_WRITTEN TASK:_ Swap "Positive" for "Negative" in the listing from the line with "series-line-2 bbox=[165, 169, 1892, 644]" up to and including the line with "y-axis: 0.0 0.5", and write out only those lines, with everything else unchanged.

[Box records for image elements]
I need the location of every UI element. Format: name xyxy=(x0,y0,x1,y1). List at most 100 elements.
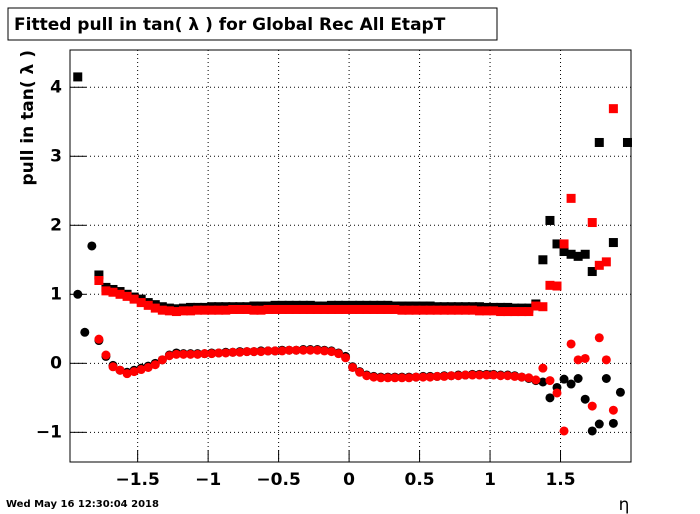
marker-square xyxy=(341,304,351,314)
marker-circle xyxy=(573,355,583,365)
marker-circle xyxy=(122,369,132,379)
marker-circle xyxy=(482,370,492,380)
marker-circle xyxy=(312,345,322,355)
marker-square xyxy=(186,306,196,316)
marker-circle xyxy=(390,373,400,383)
marker-circle xyxy=(150,360,160,370)
marker-circle xyxy=(362,371,372,381)
x-tick-label: 0 xyxy=(343,470,355,490)
marker-square xyxy=(291,304,301,314)
marker-square xyxy=(404,305,414,315)
marker-square xyxy=(601,257,611,267)
marker-square xyxy=(263,304,273,314)
marker-circle xyxy=(404,373,414,383)
marker-circle xyxy=(587,401,597,411)
marker-square xyxy=(587,267,597,277)
marker-circle xyxy=(298,345,308,355)
y-axis-label: pull in tan( λ ) xyxy=(18,50,38,186)
marker-square xyxy=(397,305,407,315)
marker-square xyxy=(319,304,329,314)
marker-square xyxy=(122,291,132,301)
marker-circle xyxy=(446,371,456,381)
marker-square xyxy=(383,304,393,314)
marker-circle xyxy=(524,373,534,383)
marker-square xyxy=(531,301,541,311)
marker-circle xyxy=(545,376,555,386)
marker-circle xyxy=(277,346,287,356)
marker-square xyxy=(376,304,386,314)
marker-circle xyxy=(143,362,153,372)
marker-square xyxy=(594,260,604,270)
marker-square xyxy=(580,249,590,259)
marker-square xyxy=(432,305,442,315)
marker-square xyxy=(411,305,421,315)
marker-square xyxy=(214,305,224,315)
marker-square xyxy=(362,304,372,314)
marker-circle xyxy=(510,371,520,381)
marker-circle xyxy=(221,348,231,358)
chart-title: Fitted pull in tan( λ ) for Global Rec A… xyxy=(14,15,446,35)
marker-square xyxy=(566,193,576,203)
marker-circle xyxy=(559,426,569,436)
marker-circle xyxy=(566,339,576,349)
marker-square xyxy=(446,305,456,315)
marker-square xyxy=(334,304,344,314)
marker-square xyxy=(101,286,111,296)
marker-square xyxy=(622,137,632,147)
marker-square xyxy=(510,307,520,317)
marker-circle xyxy=(376,373,386,383)
marker-circle xyxy=(601,355,611,365)
marker-square xyxy=(559,247,569,257)
marker-square xyxy=(552,281,562,291)
marker-circle xyxy=(80,327,90,337)
marker-square xyxy=(207,305,217,315)
marker-circle xyxy=(594,333,604,343)
marker-square xyxy=(503,307,513,317)
marker-square xyxy=(453,305,463,315)
marker-circle xyxy=(474,370,484,380)
x-tick-label: −1 xyxy=(195,470,221,490)
marker-square xyxy=(552,239,562,249)
marker-square xyxy=(164,306,174,316)
marker-square xyxy=(348,304,358,314)
marker-square xyxy=(242,304,252,314)
marker-circle xyxy=(164,351,174,361)
marker-circle xyxy=(503,371,513,381)
marker-circle xyxy=(383,373,393,383)
marker-square xyxy=(467,305,477,315)
marker-circle xyxy=(601,373,611,383)
marker-square xyxy=(559,239,569,249)
marker-square xyxy=(256,305,266,315)
y-tick-label: 1 xyxy=(50,284,62,304)
marker-square xyxy=(94,275,104,285)
marker-square xyxy=(326,304,336,314)
marker-circle xyxy=(334,349,344,359)
marker-circle xyxy=(326,347,336,357)
marker-circle xyxy=(108,362,118,372)
y-tick-label: 0 xyxy=(50,353,62,373)
marker-circle xyxy=(496,371,506,381)
x-tick-label: −1.5 xyxy=(115,470,159,490)
marker-square xyxy=(228,304,238,314)
marker-square xyxy=(129,294,139,304)
marker-circle xyxy=(587,426,597,436)
x-tick-label: −0.5 xyxy=(256,470,300,490)
marker-circle xyxy=(249,347,259,357)
marker-square xyxy=(524,307,534,317)
marker-circle xyxy=(467,370,477,380)
marker-circle xyxy=(341,353,351,363)
marker-circle xyxy=(538,363,548,373)
marker-square xyxy=(235,304,245,314)
marker-circle xyxy=(545,393,555,403)
y-tick-label: 4 xyxy=(50,77,62,97)
marker-circle xyxy=(453,371,463,381)
marker-circle xyxy=(235,347,245,357)
marker-square xyxy=(178,306,188,316)
title-box xyxy=(7,7,498,41)
marker-square xyxy=(489,306,499,316)
marker-square xyxy=(171,307,181,317)
marker-circle xyxy=(214,348,224,358)
marker-square xyxy=(545,280,555,290)
marker-square xyxy=(136,298,146,308)
marker-circle xyxy=(178,349,188,359)
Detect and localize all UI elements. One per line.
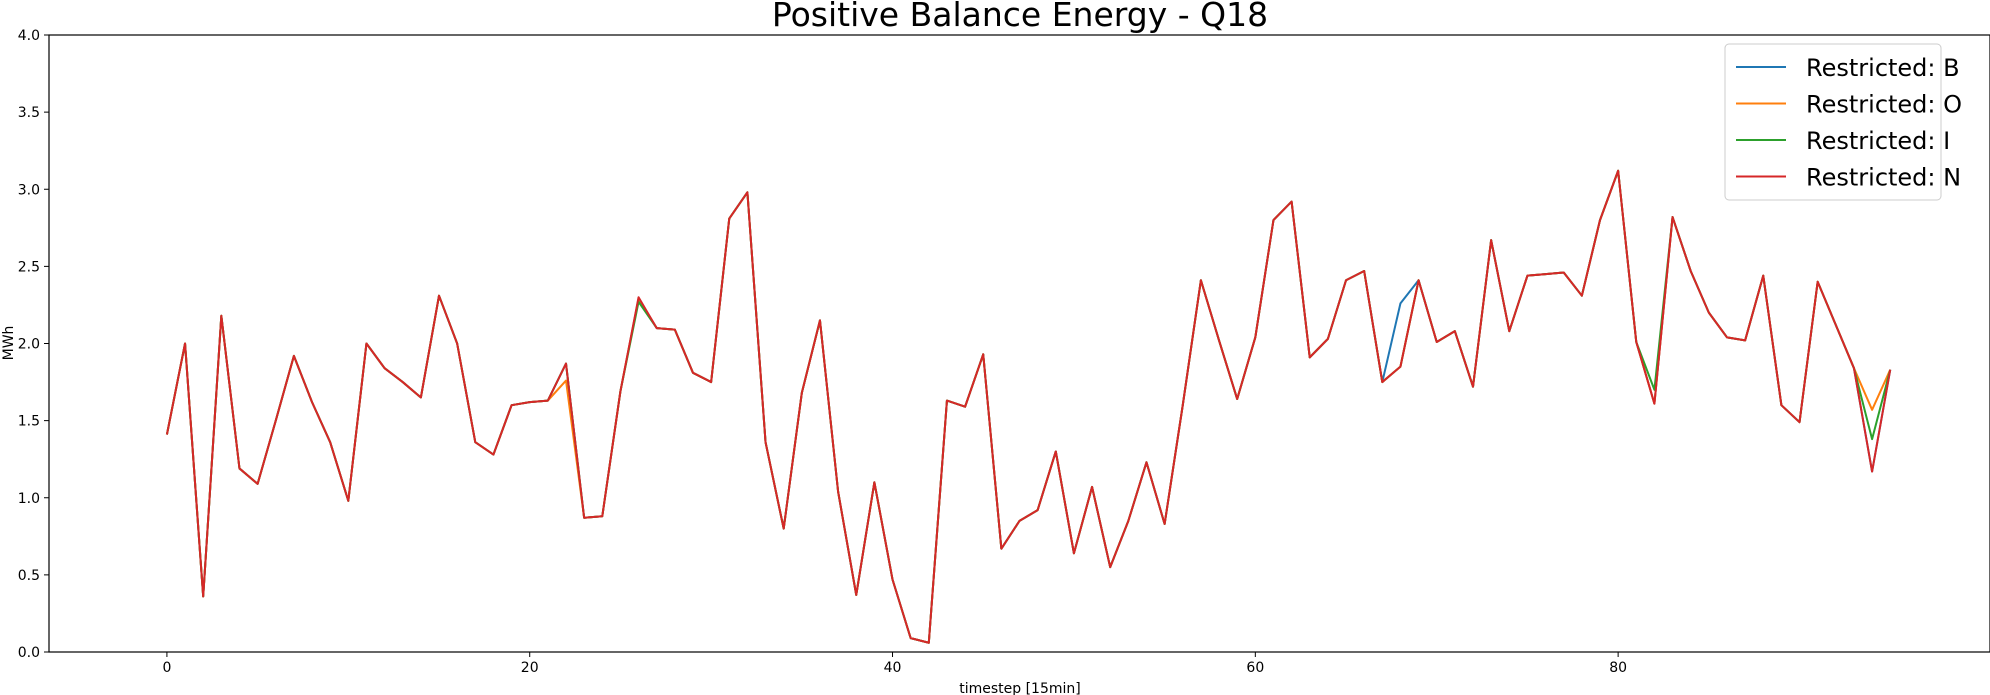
series-line-2 bbox=[165, 169, 1892, 644]
x-axis: 0 20 40 60 80 bbox=[162, 652, 1627, 676]
x-tick-label: 20 bbox=[521, 660, 539, 676]
y-tick-label: 2.0 bbox=[18, 337, 40, 353]
chart-title: Positive Balance Energy - Q18 bbox=[772, 0, 1268, 34]
y-axis-label: MWh bbox=[1, 326, 17, 361]
x-tick-label: 80 bbox=[1609, 660, 1627, 676]
legend-label: Restricted: I bbox=[1806, 127, 1950, 155]
plot-frame bbox=[48, 34, 1990, 653]
legend-label: Restricted: N bbox=[1806, 164, 1961, 192]
y-tick-label: 4.0 bbox=[18, 28, 40, 44]
y-tick-label: 0.0 bbox=[18, 645, 40, 661]
series-line-1 bbox=[165, 169, 1892, 644]
x-tick-label: 0 bbox=[162, 660, 171, 676]
y-tick-label: 1.5 bbox=[18, 414, 40, 430]
y-axis: 0.0 0.5 1.0 1.5 2.0 2.5 3.0 3.5 4.0 bbox=[18, 28, 49, 661]
y-tick-label: 3.0 bbox=[18, 182, 40, 198]
legend-label: Restricted: O bbox=[1806, 91, 1962, 119]
legend-label: Restricted: B bbox=[1806, 54, 1960, 82]
y-tick-label: 1.0 bbox=[18, 491, 40, 507]
x-axis-label: timestep [15min] bbox=[959, 681, 1081, 695]
series-line-3 bbox=[165, 169, 1892, 644]
y-tick-label: 3.5 bbox=[18, 105, 40, 121]
y-tick-label: 2.5 bbox=[18, 259, 40, 275]
series-line-4 bbox=[165, 169, 1892, 644]
y-tick-label: 0.5 bbox=[18, 568, 40, 584]
legend: Restricted: B Restricted: O Restricted: I R… bbox=[1724, 43, 1962, 201]
x-tick-label: 40 bbox=[884, 660, 902, 676]
legend-frame bbox=[1724, 43, 1942, 201]
x-tick-label: 60 bbox=[1246, 660, 1264, 676]
plot-series bbox=[165, 169, 1892, 644]
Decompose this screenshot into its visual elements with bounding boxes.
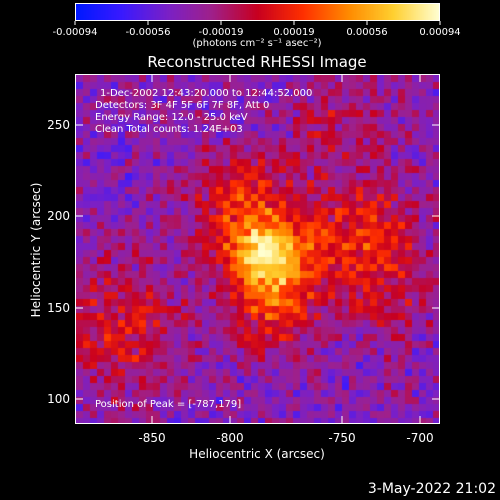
colorbar xyxy=(75,3,440,21)
x-tick-label: -800 xyxy=(216,431,244,445)
x-axis-label: Heliocentric X (arcsec) xyxy=(189,447,325,461)
colorbar-ticks xyxy=(74,21,441,25)
colorbar-tick-label: 0.00056 xyxy=(346,27,388,38)
x-tick-label: -750 xyxy=(328,431,356,445)
y-tick-label: 200 xyxy=(47,209,70,223)
colorbar-tick-label: -0.00056 xyxy=(125,27,171,38)
y-tick-label: 100 xyxy=(47,392,70,406)
colorbar-gradient xyxy=(76,4,439,20)
colorbar-tick-label: -0.00094 xyxy=(52,27,98,38)
colorbar-units: (photons cm⁻² s⁻¹ asec⁻²) xyxy=(192,38,322,49)
x-tick-label: -850 xyxy=(138,431,166,445)
colorbar-tick-label: 0.00019 xyxy=(273,27,315,38)
image-title: Reconstructed RHESSI Image xyxy=(147,53,367,71)
colorbar-tick-label: -0.00019 xyxy=(198,27,244,38)
colorbar-tick-label: 0.00094 xyxy=(419,27,461,38)
info-clean-counts: Clean Total counts: 1.24E+03 xyxy=(95,124,243,135)
plot-timestamp: 3-May-2022 21:02 xyxy=(367,481,496,497)
info-time-range: 1-Dec-2002 12:43:20.000 to 12:44:52.000 xyxy=(100,88,313,99)
rhessi-image-plot: 1-Dec-2002 12:43:20.000 to 12:44:52.000 … xyxy=(75,74,440,424)
reconstructed-image xyxy=(76,75,439,423)
y-axis-label: Heliocentric Y (arcsec) xyxy=(29,182,43,318)
info-detectors: Detectors: 3F 4F 5F 6F 7F 8F, Att 0 xyxy=(95,100,270,111)
y-tick-label: 250 xyxy=(47,118,70,132)
y-tick-label: 150 xyxy=(47,301,70,315)
x-tick-label: -700 xyxy=(406,431,434,445)
info-energy-range: Energy Range: 12.0 - 25.0 keV xyxy=(95,112,248,123)
peak-position-text: Position of Peak = [-787,179] xyxy=(95,399,242,410)
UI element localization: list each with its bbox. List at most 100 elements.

_THE ANSWER:_
series-line-2 bbox=[165, 169, 1892, 644]
x-axis: 0 20 40 60 80 bbox=[162, 652, 1627, 676]
x-tick-label: 20 bbox=[521, 660, 539, 676]
y-tick-label: 2.0 bbox=[18, 337, 40, 353]
chart-title: Negative Balance Energy - Q18 bbox=[772, 0, 1268, 34]
y-axis-label: MWh bbox=[1, 326, 17, 361]
x-tick-label: 80 bbox=[1609, 660, 1627, 676]
legend-label: Restricted: I bbox=[1806, 127, 1950, 155]
plot-frame bbox=[48, 34, 1990, 653]
legend-label: Restricted: N bbox=[1806, 164, 1961, 192]
y-tick-label: 4.0 bbox=[18, 28, 40, 44]
y-tick-label: 0.0 bbox=[18, 645, 40, 661]
series-line-1 bbox=[165, 169, 1892, 644]
x-tick-label: 0 bbox=[162, 660, 171, 676]
y-tick-label: 1.5 bbox=[18, 414, 40, 430]
y-axis: 0.0 0.5 1.0 1.5 2.0 2.5 3.0 3.5 4.0 bbox=[18, 28, 49, 661]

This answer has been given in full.